───── DATA PROVIDED

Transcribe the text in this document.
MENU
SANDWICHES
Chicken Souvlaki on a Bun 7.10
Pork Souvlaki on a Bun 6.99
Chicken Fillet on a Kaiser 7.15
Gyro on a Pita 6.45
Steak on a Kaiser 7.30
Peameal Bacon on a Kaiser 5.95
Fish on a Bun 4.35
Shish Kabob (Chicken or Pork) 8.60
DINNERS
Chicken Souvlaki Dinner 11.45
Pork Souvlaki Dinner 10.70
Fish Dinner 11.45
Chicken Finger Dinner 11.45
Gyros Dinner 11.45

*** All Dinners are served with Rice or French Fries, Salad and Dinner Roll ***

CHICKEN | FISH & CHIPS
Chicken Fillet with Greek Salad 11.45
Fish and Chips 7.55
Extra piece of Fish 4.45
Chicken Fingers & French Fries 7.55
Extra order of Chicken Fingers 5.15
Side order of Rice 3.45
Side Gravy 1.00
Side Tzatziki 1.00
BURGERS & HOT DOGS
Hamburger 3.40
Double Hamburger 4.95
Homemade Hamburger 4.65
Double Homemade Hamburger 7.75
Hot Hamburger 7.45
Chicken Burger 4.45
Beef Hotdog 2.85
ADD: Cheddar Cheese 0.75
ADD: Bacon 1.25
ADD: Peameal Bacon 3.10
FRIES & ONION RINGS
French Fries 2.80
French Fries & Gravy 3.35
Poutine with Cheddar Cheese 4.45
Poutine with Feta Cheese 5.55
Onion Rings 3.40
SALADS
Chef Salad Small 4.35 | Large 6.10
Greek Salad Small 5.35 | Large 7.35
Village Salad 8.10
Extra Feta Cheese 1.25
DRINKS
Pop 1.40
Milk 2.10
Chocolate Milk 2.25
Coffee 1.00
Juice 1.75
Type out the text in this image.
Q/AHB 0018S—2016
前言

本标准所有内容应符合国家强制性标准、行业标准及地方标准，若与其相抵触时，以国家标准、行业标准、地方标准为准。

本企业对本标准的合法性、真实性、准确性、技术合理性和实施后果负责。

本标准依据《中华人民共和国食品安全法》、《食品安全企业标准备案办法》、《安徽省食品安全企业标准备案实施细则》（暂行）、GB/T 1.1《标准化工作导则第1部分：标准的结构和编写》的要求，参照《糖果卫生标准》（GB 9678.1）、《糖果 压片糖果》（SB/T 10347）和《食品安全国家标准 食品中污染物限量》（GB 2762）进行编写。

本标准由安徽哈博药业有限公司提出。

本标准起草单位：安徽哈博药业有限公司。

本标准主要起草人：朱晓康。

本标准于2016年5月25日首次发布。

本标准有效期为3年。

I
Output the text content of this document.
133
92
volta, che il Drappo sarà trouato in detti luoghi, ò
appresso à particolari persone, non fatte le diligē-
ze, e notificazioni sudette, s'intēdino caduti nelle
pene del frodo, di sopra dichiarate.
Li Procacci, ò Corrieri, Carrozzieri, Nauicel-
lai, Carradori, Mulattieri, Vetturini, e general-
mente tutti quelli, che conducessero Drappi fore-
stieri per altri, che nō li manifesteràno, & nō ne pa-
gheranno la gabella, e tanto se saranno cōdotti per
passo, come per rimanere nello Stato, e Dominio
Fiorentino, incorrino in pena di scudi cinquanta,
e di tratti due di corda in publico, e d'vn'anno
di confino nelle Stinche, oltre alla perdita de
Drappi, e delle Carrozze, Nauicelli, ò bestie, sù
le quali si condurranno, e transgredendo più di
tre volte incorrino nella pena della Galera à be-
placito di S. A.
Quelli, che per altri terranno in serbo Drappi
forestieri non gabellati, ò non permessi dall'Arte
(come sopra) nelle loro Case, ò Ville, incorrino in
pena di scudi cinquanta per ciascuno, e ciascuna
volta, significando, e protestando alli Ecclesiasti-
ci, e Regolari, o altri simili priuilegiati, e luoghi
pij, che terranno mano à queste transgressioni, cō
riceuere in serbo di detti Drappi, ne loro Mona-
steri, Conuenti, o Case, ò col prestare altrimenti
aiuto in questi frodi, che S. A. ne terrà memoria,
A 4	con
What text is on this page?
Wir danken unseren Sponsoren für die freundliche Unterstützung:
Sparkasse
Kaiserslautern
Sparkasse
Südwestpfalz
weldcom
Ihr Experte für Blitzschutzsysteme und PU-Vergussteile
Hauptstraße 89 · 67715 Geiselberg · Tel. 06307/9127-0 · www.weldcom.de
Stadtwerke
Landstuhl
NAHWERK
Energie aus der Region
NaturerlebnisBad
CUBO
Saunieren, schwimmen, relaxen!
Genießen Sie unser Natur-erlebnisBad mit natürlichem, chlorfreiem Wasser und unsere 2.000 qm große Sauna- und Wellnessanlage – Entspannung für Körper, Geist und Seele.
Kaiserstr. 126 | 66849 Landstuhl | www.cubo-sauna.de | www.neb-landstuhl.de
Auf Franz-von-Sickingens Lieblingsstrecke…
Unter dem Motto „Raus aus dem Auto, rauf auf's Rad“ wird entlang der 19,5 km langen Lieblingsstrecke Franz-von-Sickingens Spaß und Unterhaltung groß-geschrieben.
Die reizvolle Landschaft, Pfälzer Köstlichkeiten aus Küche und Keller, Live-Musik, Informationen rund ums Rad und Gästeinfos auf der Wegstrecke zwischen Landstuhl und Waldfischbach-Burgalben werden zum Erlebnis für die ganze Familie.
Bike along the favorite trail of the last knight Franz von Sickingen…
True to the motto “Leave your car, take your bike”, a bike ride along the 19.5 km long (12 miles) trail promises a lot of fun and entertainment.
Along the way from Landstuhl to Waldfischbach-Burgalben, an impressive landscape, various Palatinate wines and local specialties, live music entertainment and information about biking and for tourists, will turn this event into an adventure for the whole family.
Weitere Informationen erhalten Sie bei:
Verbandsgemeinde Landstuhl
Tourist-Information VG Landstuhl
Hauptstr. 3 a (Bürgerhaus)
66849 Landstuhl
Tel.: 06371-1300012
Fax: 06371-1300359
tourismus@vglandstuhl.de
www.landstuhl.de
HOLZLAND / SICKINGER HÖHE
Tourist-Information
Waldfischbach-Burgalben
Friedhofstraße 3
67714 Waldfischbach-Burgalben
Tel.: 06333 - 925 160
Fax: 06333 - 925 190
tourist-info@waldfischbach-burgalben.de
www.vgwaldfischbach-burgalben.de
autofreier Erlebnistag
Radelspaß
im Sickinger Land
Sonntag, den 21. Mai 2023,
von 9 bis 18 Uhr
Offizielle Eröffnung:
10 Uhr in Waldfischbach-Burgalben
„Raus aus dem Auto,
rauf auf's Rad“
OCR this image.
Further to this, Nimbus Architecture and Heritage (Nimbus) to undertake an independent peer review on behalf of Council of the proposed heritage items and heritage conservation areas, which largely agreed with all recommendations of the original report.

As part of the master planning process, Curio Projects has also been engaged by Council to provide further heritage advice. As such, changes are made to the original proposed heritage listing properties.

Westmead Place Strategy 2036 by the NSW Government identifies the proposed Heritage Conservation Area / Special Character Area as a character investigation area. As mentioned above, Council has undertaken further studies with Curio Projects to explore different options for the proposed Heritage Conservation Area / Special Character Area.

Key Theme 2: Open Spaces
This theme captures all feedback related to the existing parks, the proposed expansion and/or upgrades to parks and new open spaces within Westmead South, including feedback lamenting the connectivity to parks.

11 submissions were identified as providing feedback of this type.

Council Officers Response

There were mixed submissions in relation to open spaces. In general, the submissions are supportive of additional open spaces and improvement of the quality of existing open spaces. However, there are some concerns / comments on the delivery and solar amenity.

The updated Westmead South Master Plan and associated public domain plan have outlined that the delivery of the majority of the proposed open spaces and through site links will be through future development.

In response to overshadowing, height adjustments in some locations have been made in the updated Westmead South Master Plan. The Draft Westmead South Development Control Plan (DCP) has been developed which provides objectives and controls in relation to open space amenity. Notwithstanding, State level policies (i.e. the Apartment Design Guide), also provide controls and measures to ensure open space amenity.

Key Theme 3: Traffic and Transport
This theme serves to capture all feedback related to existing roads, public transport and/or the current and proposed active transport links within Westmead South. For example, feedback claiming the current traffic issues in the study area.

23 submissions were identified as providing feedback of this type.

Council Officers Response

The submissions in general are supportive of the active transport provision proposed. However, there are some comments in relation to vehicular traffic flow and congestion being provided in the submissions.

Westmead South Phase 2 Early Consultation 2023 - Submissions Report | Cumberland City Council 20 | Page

──────────

* WHAT YOU SHOULD DO *
Give the number of lines that hold the word "within" in these records, with nothing added.

* REPLY *
2